## Collected data
☆ ☆ ☆ ☆
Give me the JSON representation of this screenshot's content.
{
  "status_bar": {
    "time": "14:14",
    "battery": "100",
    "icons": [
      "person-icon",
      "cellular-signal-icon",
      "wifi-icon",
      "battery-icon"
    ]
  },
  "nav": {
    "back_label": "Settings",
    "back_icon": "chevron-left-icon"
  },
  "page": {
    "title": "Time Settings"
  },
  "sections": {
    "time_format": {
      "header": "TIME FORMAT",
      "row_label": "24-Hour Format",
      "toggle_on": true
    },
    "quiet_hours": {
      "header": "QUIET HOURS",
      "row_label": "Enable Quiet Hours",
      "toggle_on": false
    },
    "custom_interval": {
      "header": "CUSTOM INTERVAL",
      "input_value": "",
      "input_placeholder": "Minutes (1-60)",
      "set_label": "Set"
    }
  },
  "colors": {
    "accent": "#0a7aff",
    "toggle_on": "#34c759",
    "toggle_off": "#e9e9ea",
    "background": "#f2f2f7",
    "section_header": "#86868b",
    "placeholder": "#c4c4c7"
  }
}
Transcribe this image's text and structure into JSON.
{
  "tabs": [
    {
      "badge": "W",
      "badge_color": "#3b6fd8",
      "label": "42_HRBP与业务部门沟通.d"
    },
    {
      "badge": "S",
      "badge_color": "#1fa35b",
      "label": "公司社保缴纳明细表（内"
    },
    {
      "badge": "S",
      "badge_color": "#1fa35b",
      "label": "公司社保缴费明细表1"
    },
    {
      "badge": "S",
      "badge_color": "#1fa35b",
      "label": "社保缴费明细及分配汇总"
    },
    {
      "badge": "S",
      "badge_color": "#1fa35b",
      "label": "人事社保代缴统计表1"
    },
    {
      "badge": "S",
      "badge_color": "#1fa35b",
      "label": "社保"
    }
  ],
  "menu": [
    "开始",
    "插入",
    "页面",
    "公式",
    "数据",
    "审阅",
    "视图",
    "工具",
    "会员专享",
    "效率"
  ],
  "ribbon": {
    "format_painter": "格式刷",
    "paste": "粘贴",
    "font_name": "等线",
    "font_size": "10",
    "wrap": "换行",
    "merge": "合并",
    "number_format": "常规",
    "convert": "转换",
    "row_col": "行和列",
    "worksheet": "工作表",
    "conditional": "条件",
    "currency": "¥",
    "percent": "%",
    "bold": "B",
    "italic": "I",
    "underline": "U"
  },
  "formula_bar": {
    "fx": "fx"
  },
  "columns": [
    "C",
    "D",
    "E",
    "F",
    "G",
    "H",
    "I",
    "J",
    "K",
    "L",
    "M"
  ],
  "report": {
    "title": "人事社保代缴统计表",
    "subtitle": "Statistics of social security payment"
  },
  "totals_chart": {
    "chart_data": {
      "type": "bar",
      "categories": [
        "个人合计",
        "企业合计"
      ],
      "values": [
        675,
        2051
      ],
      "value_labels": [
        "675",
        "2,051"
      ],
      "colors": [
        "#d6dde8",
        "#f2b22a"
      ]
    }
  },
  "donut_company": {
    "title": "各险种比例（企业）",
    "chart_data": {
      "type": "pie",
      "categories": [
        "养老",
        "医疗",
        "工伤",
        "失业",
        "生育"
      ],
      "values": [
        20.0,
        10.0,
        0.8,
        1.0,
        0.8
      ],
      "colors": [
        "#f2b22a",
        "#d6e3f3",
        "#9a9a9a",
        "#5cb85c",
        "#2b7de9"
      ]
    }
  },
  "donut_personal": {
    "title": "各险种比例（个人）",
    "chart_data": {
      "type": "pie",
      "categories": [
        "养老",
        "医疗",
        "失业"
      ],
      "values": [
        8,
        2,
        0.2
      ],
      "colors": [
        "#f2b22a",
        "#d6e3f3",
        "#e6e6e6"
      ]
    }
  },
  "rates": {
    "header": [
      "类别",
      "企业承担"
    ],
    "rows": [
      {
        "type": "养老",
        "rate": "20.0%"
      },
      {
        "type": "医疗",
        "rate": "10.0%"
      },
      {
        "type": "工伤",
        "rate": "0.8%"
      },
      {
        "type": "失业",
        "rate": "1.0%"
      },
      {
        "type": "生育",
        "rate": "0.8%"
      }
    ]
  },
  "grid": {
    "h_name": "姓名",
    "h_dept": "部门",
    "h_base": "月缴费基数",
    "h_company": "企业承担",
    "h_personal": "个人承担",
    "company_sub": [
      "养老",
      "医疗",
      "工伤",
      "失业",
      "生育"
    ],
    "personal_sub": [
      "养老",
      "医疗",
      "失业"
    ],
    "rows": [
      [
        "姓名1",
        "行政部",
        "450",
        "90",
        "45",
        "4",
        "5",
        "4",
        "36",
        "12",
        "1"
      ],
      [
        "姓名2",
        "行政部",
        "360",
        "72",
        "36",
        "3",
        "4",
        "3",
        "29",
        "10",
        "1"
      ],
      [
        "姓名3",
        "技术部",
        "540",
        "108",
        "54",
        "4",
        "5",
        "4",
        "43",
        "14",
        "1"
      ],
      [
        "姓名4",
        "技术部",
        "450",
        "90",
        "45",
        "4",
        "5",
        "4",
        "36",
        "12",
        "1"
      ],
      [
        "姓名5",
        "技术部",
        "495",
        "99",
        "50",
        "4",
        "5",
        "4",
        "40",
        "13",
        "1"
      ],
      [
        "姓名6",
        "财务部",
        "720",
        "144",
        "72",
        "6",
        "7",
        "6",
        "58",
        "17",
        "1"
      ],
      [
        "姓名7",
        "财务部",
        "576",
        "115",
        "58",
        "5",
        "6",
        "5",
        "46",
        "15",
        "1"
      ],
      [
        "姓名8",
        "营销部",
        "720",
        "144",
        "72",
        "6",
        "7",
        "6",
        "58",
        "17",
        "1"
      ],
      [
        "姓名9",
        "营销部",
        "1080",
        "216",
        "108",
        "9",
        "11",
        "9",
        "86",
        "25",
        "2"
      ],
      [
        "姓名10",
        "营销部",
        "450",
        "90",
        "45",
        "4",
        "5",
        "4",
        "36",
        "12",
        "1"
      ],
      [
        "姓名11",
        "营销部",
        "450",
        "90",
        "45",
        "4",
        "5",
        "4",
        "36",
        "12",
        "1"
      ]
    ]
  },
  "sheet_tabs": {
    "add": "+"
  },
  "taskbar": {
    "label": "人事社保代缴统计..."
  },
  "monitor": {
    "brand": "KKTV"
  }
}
☆ ☆ ☆ ☆
## What is asked
Every record above should be copied exactly.

## Exercise result
Give me the JSON representation of this screenshot's content.
{
  "status_bar": {
    "time": "14:14",
    "battery": "100",
    "icons": [
      "person-icon",
      "cellular-signal-icon",
      "wifi-icon",
      "battery-icon"
    ]
  },
  "nav": {
    "back_label": "Settings",
    "back_icon": "chevron-left-icon"
  },
  "page": {
    "title": "Time Settings"
  },
  "sections": {
    "time_format": {
      "header": "TIME FORMAT",
      "row_label": "24-Hour Format",
      "toggle_on": true
    },
    "quiet_hours": {
      "header": "QUIET HOURS",
      "row_label": "Enable Quiet Hours",
      "toggle_on": false
    },
    "custom_interval": {
      "header": "CUSTOM INTERVAL",
      "input_value": "",
      "input_placeholder": "Minutes (1-60)",
      "set_label": "Set"
    }
  },
  "colors": {
    "accent": "#0a7aff",
    "toggle_on": "#34c759",
    "toggle_off": "#e9e9ea",
    "background": "#f2f2f7",
    "section_header": "#86868b",
    "placeholder": "#c4c4c7"
  }
}
Transcribe this image's text and structure into JSON.
{
  "tabs": [
    {
      "badge": "W",
      "badge_color": "#3b6fd8",
      "label": "42_HRBP与业务部门沟通.d"
    },
    {
      "badge": "S",
      "badge_color": "#1fa35b",
      "label": "公司社保缴纳明细表（内"
    },
    {
      "badge": "S",
      "badge_color": "#1fa35b",
      "label": "公司社保缴费明细表1"
    },
    {
      "badge": "S",
      "badge_color": "#1fa35b",
      "label": "社保缴费明细及分配汇总"
    },
    {
      "badge": "S",
      "badge_color": "#1fa35b",
      "label": "人事社保代缴统计表1"
    },
    {
      "badge": "S",
      "badge_color": "#1fa35b",
      "label": "社保"
    }
  ],
  "menu": [
    "开始",
    "插入",
    "页面",
    "公式",
    "数据",
    "审阅",
    "视图",
    "工具",
    "会员专享",
    "效率"
  ],
  "ribbon": {
    "format_painter": "格式刷",
    "paste": "粘贴",
    "font_name": "等线",
    "font_size": "10",
    "wrap": "换行",
    "merge": "合并",
    "number_format": "常规",
    "convert": "转换",
    "row_col": "行和列",
    "worksheet": "工作表",
    "conditional": "条件",
    "currency": "¥",
    "percent": "%",
    "bold": "B",
    "italic": "I",
    "underline": "U"
  },
  "formula_bar": {
    "fx": "fx"
  },
  "columns": [
    "C",
    "D",
    "E",
    "F",
    "G",
    "H",
    "I",
    "J",
    "K",
    "L",
    "M"
  ],
  "report": {
    "title": "人事社保代缴统计表",
    "subtitle": "Statistics of social security payment"
  },
  "totals_chart": {
    "chart_data": {
      "type": "bar",
      "categories": [
        "个人合计",
        "企业合计"
      ],
      "values": [
        675,
        2051
      ],
      "value_labels": [
        "675",
        "2,051"
      ],
      "colors": [
        "#d6dde8",
        "#f2b22a"
      ]
    }
  },
  "donut_company": {
    "title": "各险种比例（企业）",
    "chart_data": {
      "type": "pie",
      "categories": [
        "养老",
        "医疗",
        "工伤",
        "失业",
        "生育"
      ],
      "values": [
        20.0,
        10.0,
        0.8,
        1.0,
        0.8
      ],
      "colors": [
        "#f2b22a",
        "#d6e3f3",
        "#9a9a9a",
        "#5cb85c",
        "#2b7de9"
      ]
    }
  },
  "donut_personal": {
    "title": "各险种比例（个人）",
    "chart_data": {
      "type": "pie",
      "categories": [
        "养老",
        "医疗",
        "失业"
      ],
      "values": [
        8,
        2,
        0.2
      ],
      "colors": [
        "#f2b22a",
        "#d6e3f3",
        "#e6e6e6"
      ]
    }
  },
  "rates": {
    "header": [
      "类别",
      "企业承担"
    ],
    "rows": [
      {
        "type": "养老",
        "rate": "20.0%"
      },
      {
        "type": "医疗",
        "rate": "10.0%"
      },
      {
        "type": "工伤",
        "rate": "0.8%"
      },
      {
        "type": "失业",
        "rate": "1.0%"
      },
      {
        "type": "生育",
        "rate": "0.8%"
      }
    ]
  },
  "grid": {
    "h_name": "姓名",
    "h_dept": "部门",
    "h_base": "月缴费基数",
    "h_company": "企业承担",
    "h_personal": "个人承担",
    "company_sub": [
      "养老",
      "医疗",
      "工伤",
      "失业",
      "生育"
    ],
    "personal_sub": [
      "养老",
      "医疗",
      "失业"
    ],
    "rows": [
      [
        "姓名1",
        "行政部",
        "450",
        "90",
        "45",
        "4",
        "5",
        "4",
        "36",
        "12",
        "1"
      ],
      [
        "姓名2",
        "行政部",
        "360",
        "72",
        "36",
        "3",
        "4",
        "3",
        "29",
        "10",
        "1"
      ],
      [
        "姓名3",
        "技术部",
        "540",
        "108",
        "54",
        "4",
        "5",
        "4",
        "43",
        "14",
        "1"
      ],
      [
        "姓名4",
        "技术部",
        "450",
        "90",
        "45",
        "4",
        "5",
        "4",
        "36",
        "12",
        "1"
      ],
      [
        "姓名5",
        "技术部",
        "495",
        "99",
        "50",
        "4",
        "5",
        "4",
        "40",
        "13",
        "1"
      ],
      [
        "姓名6",
        "财务部",
        "720",
        "144",
        "72",
        "6",
        "7",
        "6",
        "58",
        "17",
        "1"
      ],
      [
        "姓名7",
        "财务部",
        "576",
        "115",
        "58",
        "5",
        "6",
        "5",
        "46",
        "15",
        "1"
      ],
      [
        "姓名8",
        "营销部",
        "720",
        "144",
        "72",
        "6",
        "7",
        "6",
        "58",
        "17",
        "1"
      ],
      [
        "姓名9",
        "营销部",
        "1080",
        "216",
        "108",
        "9",
        "11",
        "9",
        "86",
        "25",
        "2"
      ],
      [
        "姓名10",
        "营销部",
        "450",
        "90",
        "45",
        "4",
        "5",
        "4",
        "36",
        "12",
        "1"
      ],
      [
        "姓名11",
        "营销部",
        "450",
        "90",
        "45",
        "4",
        "5",
        "4",
        "36",
        "12",
        "1"
      ]
    ]
  },
  "sheet_tabs": {
    "add": "+"
  },
  "taskbar": {
    "label": "人事社保代缴统计..."
  },
  "monitor": {
    "brand": "KKTV"
  }
}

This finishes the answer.